What this task involves:
Provide a verbatim copy of all the records below, leaving the images out.

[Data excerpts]
··········
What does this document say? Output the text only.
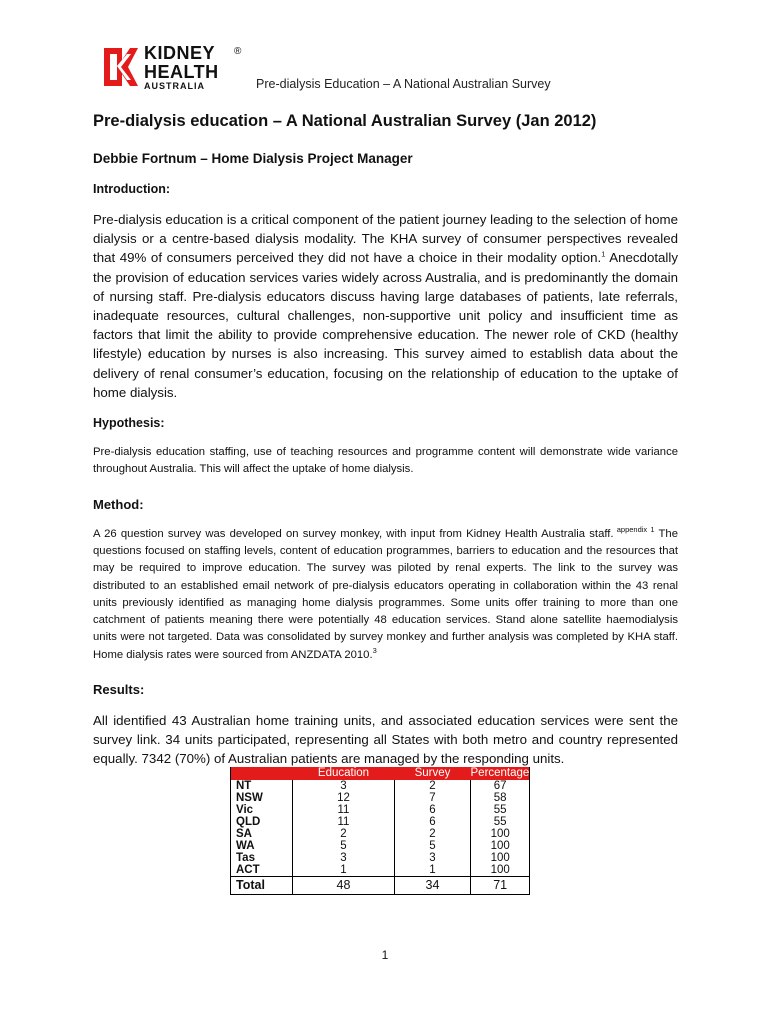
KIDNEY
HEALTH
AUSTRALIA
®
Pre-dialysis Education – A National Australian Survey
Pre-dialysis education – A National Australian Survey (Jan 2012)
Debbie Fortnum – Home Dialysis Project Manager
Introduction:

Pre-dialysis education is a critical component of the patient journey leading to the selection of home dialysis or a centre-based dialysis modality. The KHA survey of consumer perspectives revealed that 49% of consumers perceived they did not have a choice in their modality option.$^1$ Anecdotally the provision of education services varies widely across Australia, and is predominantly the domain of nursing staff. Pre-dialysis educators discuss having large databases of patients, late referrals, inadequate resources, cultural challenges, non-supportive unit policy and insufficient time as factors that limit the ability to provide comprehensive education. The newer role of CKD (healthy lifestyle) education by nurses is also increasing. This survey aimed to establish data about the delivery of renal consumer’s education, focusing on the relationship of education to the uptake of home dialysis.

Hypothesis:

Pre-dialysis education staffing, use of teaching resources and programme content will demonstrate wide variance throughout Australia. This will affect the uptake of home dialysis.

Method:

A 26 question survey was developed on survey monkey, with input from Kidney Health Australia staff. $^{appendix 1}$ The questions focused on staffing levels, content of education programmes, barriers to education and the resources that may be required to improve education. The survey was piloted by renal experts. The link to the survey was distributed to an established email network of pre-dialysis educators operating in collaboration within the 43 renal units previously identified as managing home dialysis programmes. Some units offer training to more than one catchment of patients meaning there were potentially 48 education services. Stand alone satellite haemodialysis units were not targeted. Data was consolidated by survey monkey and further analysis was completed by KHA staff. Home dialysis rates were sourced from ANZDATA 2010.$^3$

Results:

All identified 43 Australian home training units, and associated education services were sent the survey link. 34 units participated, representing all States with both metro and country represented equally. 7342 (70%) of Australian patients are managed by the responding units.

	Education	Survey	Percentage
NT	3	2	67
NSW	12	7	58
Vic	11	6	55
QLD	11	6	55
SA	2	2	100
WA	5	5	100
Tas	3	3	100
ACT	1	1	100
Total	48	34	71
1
··········
Exercise result:
What does this document say? Output the text only.
KIDNEY
HEALTH
AUSTRALIA
®
Pre-dialysis Education – A National Australian Survey
Pre-dialysis education – A National Australian Survey (Jan 2012)
Debbie Fortnum – Home Dialysis Project Manager
Introduction:

Pre-dialysis education is a critical component of the patient journey leading to the selection of home dialysis or a centre-based dialysis modality. The KHA survey of consumer perspectives revealed that 49% of consumers perceived they did not have a choice in their modality option.$^1$ Anecdotally the provision of education services varies widely across Australia, and is predominantly the domain of nursing staff. Pre-dialysis educators discuss having large databases of patients, late referrals, inadequate resources, cultural challenges, non-supportive unit policy and insufficient time as factors that limit the ability to provide comprehensive education. The newer role of CKD (healthy lifestyle) education by nurses is also increasing. This survey aimed to establish data about the delivery of renal consumer’s education, focusing on the relationship of education to the uptake of home dialysis.

Hypothesis:

Pre-dialysis education staffing, use of teaching resources and programme content will demonstrate wide variance throughout Australia. This will affect the uptake of home dialysis.

Method:

A 26 question survey was developed on survey monkey, with input from Kidney Health Australia staff. $^{appendix 1}$ The questions focused on staffing levels, content of education programmes, barriers to education and the resources that may be required to improve education. The survey was piloted by renal experts. The link to the survey was distributed to an established email network of pre-dialysis educators operating in collaboration within the 43 renal units previously identified as managing home dialysis programmes. Some units offer training to more than one catchment of patients meaning there were potentially 48 education services. Stand alone satellite haemodialysis units were not targeted. Data was consolidated by survey monkey and further analysis was completed by KHA staff. Home dialysis rates were sourced from ANZDATA 2010.$^3$

Results:

All identified 43 Australian home training units, and associated education services were sent the survey link. 34 units participated, representing all States with both metro and country represented equally. 7342 (70%) of Australian patients are managed by the responding units.

	Education	Survey	Percentage
NT	3	2	67
NSW	12	7	58
Vic	11	6	55
QLD	11	6	55
SA	2	2	100
WA	5	5	100
Tas	3	3	100
ACT	1	1	100
Total	48	34	71
1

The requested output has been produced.